* [WORK TO COMPLETE]: Copy all the records below, swapping each "Patent image size" for "Figure dimensions" and keeping everything else unchanged.

* [Stored items]:
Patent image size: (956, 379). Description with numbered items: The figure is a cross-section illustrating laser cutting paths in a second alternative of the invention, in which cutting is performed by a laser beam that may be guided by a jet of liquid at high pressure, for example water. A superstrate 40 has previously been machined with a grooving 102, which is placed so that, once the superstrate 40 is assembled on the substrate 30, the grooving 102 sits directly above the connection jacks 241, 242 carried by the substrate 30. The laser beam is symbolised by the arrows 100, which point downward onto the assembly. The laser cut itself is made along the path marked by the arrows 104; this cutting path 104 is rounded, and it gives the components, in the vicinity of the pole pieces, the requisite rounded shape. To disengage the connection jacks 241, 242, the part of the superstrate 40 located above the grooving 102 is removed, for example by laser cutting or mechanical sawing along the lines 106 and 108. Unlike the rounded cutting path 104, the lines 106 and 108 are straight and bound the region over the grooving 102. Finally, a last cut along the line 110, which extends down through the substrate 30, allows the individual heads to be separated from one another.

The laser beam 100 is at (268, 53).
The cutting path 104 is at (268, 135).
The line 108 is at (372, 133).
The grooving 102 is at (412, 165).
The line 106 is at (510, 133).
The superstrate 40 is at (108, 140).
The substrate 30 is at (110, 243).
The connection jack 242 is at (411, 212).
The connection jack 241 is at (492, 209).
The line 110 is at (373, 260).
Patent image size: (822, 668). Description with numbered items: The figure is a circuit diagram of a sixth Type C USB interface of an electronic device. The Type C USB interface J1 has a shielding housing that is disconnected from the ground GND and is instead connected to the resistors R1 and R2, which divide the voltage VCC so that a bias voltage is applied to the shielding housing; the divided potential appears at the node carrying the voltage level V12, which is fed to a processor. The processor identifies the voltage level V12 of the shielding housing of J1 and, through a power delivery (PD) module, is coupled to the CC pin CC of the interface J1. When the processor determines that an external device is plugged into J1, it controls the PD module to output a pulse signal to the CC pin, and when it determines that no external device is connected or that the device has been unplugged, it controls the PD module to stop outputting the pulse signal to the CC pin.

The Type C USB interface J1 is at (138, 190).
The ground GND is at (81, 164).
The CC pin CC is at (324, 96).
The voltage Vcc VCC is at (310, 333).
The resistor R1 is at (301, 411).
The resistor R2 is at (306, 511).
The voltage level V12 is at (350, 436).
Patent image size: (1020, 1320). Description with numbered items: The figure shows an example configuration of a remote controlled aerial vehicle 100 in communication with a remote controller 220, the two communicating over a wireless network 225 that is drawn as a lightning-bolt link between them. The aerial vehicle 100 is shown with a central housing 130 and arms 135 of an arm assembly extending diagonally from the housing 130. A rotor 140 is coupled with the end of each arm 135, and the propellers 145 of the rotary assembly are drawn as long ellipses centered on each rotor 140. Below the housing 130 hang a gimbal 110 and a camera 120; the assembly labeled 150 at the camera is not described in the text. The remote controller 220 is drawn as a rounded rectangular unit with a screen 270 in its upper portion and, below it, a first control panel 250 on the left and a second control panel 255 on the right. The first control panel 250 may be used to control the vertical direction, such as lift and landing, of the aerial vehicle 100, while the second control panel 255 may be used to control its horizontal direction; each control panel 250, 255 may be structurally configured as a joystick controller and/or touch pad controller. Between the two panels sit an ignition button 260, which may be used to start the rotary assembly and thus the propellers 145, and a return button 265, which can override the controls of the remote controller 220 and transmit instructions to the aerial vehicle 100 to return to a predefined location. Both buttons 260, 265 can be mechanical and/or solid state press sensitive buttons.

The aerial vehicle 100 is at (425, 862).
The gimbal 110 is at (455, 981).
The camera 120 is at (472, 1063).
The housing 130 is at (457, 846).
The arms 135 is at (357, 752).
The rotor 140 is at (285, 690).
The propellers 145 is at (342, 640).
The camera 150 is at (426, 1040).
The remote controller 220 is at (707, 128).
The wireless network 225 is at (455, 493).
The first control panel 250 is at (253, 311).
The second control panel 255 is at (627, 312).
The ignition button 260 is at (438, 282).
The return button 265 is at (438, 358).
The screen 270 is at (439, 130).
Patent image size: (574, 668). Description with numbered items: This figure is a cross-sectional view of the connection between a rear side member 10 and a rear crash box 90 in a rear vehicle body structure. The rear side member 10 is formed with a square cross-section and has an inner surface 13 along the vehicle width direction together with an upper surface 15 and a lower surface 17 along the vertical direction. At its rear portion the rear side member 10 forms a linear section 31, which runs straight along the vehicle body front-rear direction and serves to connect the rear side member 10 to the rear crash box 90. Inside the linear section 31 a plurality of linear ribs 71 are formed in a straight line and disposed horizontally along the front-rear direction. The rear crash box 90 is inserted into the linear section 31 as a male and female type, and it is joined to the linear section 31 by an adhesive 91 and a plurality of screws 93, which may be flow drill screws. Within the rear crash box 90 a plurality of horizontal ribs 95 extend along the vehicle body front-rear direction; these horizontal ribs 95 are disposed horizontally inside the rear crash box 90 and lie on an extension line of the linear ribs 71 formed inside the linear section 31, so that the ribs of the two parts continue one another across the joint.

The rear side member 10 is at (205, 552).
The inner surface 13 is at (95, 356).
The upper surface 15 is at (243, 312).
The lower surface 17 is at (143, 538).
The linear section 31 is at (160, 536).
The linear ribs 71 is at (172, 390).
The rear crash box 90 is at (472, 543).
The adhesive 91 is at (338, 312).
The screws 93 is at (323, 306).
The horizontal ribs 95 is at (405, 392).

* [WORKED SOLUTION]:
Figure dimensions: (956, 379). Description with numbered items: The figure is a cross-section illustrating laser cutting paths in a second alternative of the invention, in which cutting is performed by a laser beam that may be guided by a jet of liquid at high pressure, for example water. A superstrate 40 has previously been machined with a grooving 102, which is placed so that, once the superstrate 40 is assembled on the substrate 30, the grooving 102 sits directly above the connection jacks 241, 242 carried by the substrate 30. The laser beam is symbolised by the arrows 100, which point downward onto the assembly. The laser cut itself is made along the path marked by the arrows 104; this cutting path 104 is rounded, and it gives the components, in the vicinity of the pole pieces, the requisite rounded shape. To disengage the connection jacks 241, 242, the part of the superstrate 40 located above the grooving 102 is removed, for example by laser cutting or mechanical sawing along the lines 106 and 108. Unlike the rounded cutting path 104, the lines 106 and 108 are straight and bound the region over the grooving 102. Finally, a last cut along the line 110, which extends down through the substrate 30, allows the individual heads to be separated from one another.

The laser beam 100 is at (268, 53).
The cutting path 104 is at (268, 135).
The line 108 is at (372, 133).
The grooving 102 is at (412, 165).
The line 106 is at (510, 133).
The superstrate 40 is at (108, 140).
The substrate 30 is at (110, 243).
The connection jack 242 is at (411, 212).
The connection jack 241 is at (492, 209).
The line 110 is at (373, 260).
Figure dimensions: (822, 668). Description with numbered items: The figure is a circuit diagram of a sixth Type C USB interface of an electronic device. The Type C USB interface J1 has a shielding housing that is disconnected from the ground GND and is instead connected to the resistors R1 and R2, which divide the voltage VCC so that a bias voltage is applied to the shielding housing; the divided potential appears at the node carrying the voltage level V12, which is fed to a processor. The processor identifies the voltage level V12 of the shielding housing of J1 and, through a power delivery (PD) module, is coupled to the CC pin CC of the interface J1. When the processor determines that an external device is plugged into J1, it controls the PD module to output a pulse signal to the CC pin, and when it determines that no external device is connected or that the device has been unplugged, it controls the PD module to stop outputting the pulse signal to the CC pin.

The Type C USB interface J1 is at (138, 190).
The ground GND is at (81, 164).
The CC pin CC is at (324, 96).
The voltage Vcc VCC is at (310, 333).
The resistor R1 is at (301, 411).
The resistor R2 is at (306, 511).
The voltage level V12 is at (350, 436).
Figure dimensions: (1020, 1320). Description with numbered items: The figure shows an example configuration of a remote controlled aerial vehicle 100 in communication with a remote controller 220, the two communicating over a wireless network 225 that is drawn as a lightning-bolt link between them. The aerial vehicle 100 is shown with a central housing 130 and arms 135 of an arm assembly extending diagonally from the housing 130. A rotor 140 is coupled with the end of each arm 135, and the propellers 145 of the rotary assembly are drawn as long ellipses centered on each rotor 140. Below the housing 130 hang a gimbal 110 and a camera 120; the assembly labeled 150 at the camera is not described in the text. The remote controller 220 is drawn as a rounded rectangular unit with a screen 270 in its upper portion and, below it, a first control panel 250 on the left and a second control panel 255 on the right. The first control panel 250 may be used to control the vertical direction, such as lift and landing, of the aerial vehicle 100, while the second control panel 255 may be used to control its horizontal direction; each control panel 250, 255 may be structurally configured as a joystick controller and/or touch pad controller. Between the two panels sit an ignition button 260, which may be used to start the rotary assembly and thus the propellers 145, and a return button 265, which can override the controls of the remote controller 220 and transmit instructions to the aerial vehicle 100 to return to a predefined location. Both buttons 260, 265 can be mechanical and/or solid state press sensitive buttons.

The aerial vehicle 100 is at (425, 862).
The gimbal 110 is at (455, 981).
The camera 120 is at (472, 1063).
The housing 130 is at (457, 846).
The arms 135 is at (357, 752).
The rotor 140 is at (285, 690).
The propellers 145 is at (342, 640).
The camera 150 is at (426, 1040).
The remote controller 220 is at (707, 128).
The wireless network 225 is at (455, 493).
The first control panel 250 is at (253, 311).
The second control panel 255 is at (627, 312).
The ignition button 260 is at (438, 282).
The return button 265 is at (438, 358).
The screen 270 is at (439, 130).
Figure dimensions: (574, 668). Description with numbered items: This figure is a cross-sectional view of the connection between a rear side member 10 and a rear crash box 90 in a rear vehicle body structure. The rear side member 10 is formed with a square cross-section and has an inner surface 13 along the vehicle width direction together with an upper surface 15 and a lower surface 17 along the vertical direction. At its rear portion the rear side member 10 forms a linear section 31, which runs straight along the vehicle body front-rear direction and serves to connect the rear side member 10 to the rear crash box 90. Inside the linear section 31 a plurality of linear ribs 71 are formed in a straight line and disposed horizontally along the front-rear direction. The rear crash box 90 is inserted into the linear section 31 as a male and female type, and it is joined to the linear section 31 by an adhesive 91 and a plurality of screws 93, which may be flow drill screws. Within the rear crash box 90 a plurality of horizontal ribs 95 extend along the vehicle body front-rear direction; these horizontal ribs 95 are disposed horizontally inside the rear crash box 90 and lie on an extension line of the linear ribs 71 formed inside the linear section 31, so that the ribs of the two parts continue one another across the joint.

The rear side member 10 is at (205, 552).
The inner surface 13 is at (95, 356).
The upper surface 15 is at (243, 312).
The lower surface 17 is at (143, 538).
The linear section 31 is at (160, 536).
The linear ribs 71 is at (172, 390).
The rear crash box 90 is at (472, 543).
The adhesive 91 is at (338, 312).
The screws 93 is at (323, 306).
The horizontal ribs 95 is at (405, 392).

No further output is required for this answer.